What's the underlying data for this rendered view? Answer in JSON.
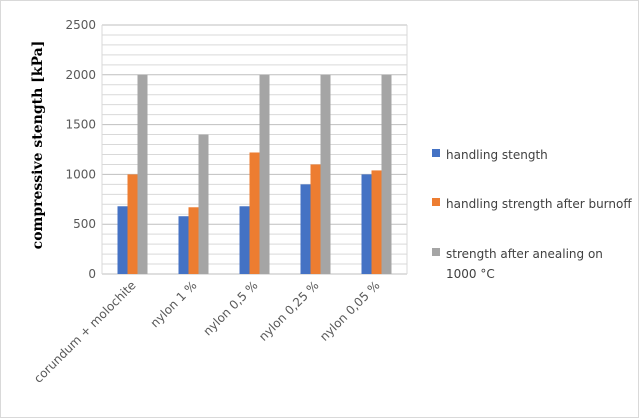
{
  "chart_data": {
    "type": "bar",
    "categories": [
      "corundum + molochite",
      "nylon 1 %",
      "nylon 0,5 %",
      "nylon 0,25 %",
      "nylon 0,05 %"
    ],
    "series": [
      {
        "name": "handling stength",
        "values": [
          680,
          580,
          680,
          900,
          1000
        ],
        "color": "#4472c4"
      },
      {
        "name": "handling strength after burnoff",
        "values": [
          1000,
          670,
          1220,
          1100,
          1040
        ],
        "color": "#ed7d31"
      },
      {
        "name": "strength after anealing on 1000 °C",
        "values": [
          2000,
          1400,
          2000,
          2000,
          2000
        ],
        "color": "#a5a5a5"
      }
    ],
    "ylabel": "compressive stength [kPa]",
    "ylim": [
      0,
      2500
    ],
    "yticks": [
      "0",
      "500",
      "1000",
      "1500",
      "2000",
      "2500"
    ],
    "grid": true,
    "legend": "right"
  }
}
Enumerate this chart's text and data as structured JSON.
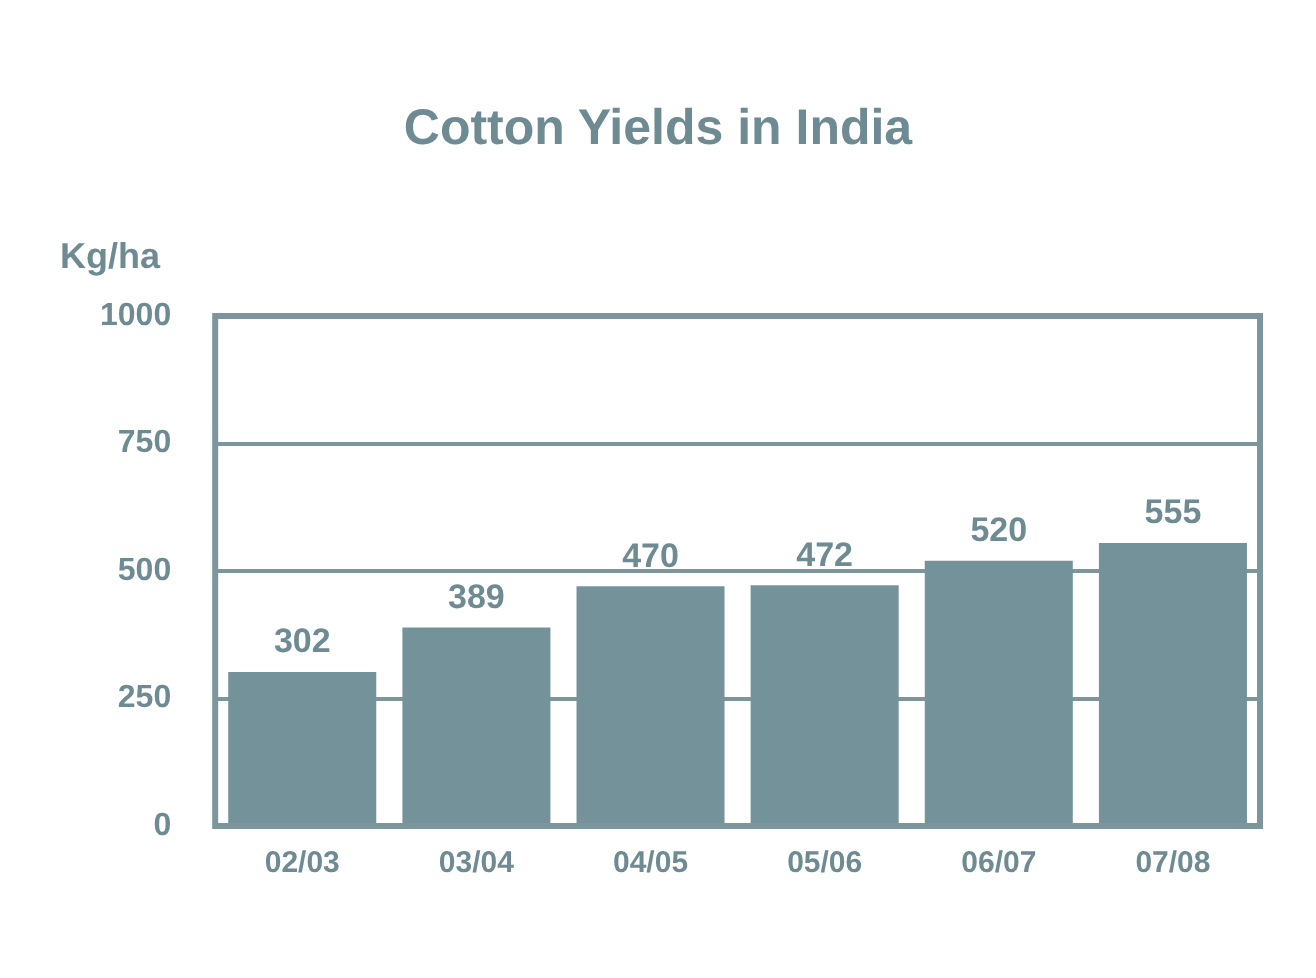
{
  "chart_data": {
    "type": "bar",
    "title": "Cotton Yields in India",
    "ylabel": "Kg/ha",
    "categories": [
      "02/03",
      "03/04",
      "04/05",
      "05/06",
      "06/07",
      "07/08"
    ],
    "values": [
      302,
      389,
      470,
      472,
      520,
      555
    ],
    "color": "#73929a",
    "ylim": [
      0,
      1000
    ],
    "yticks": [
      0,
      250,
      500,
      750,
      1000
    ],
    "grid": "y",
    "data_labels": true,
    "legend": false
  }
}
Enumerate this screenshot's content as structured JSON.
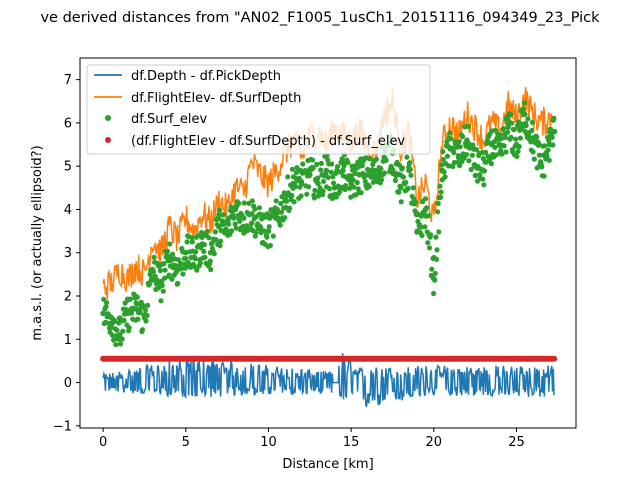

==*==

Say how many lines above hold the word "ylabel", giving only the count.

2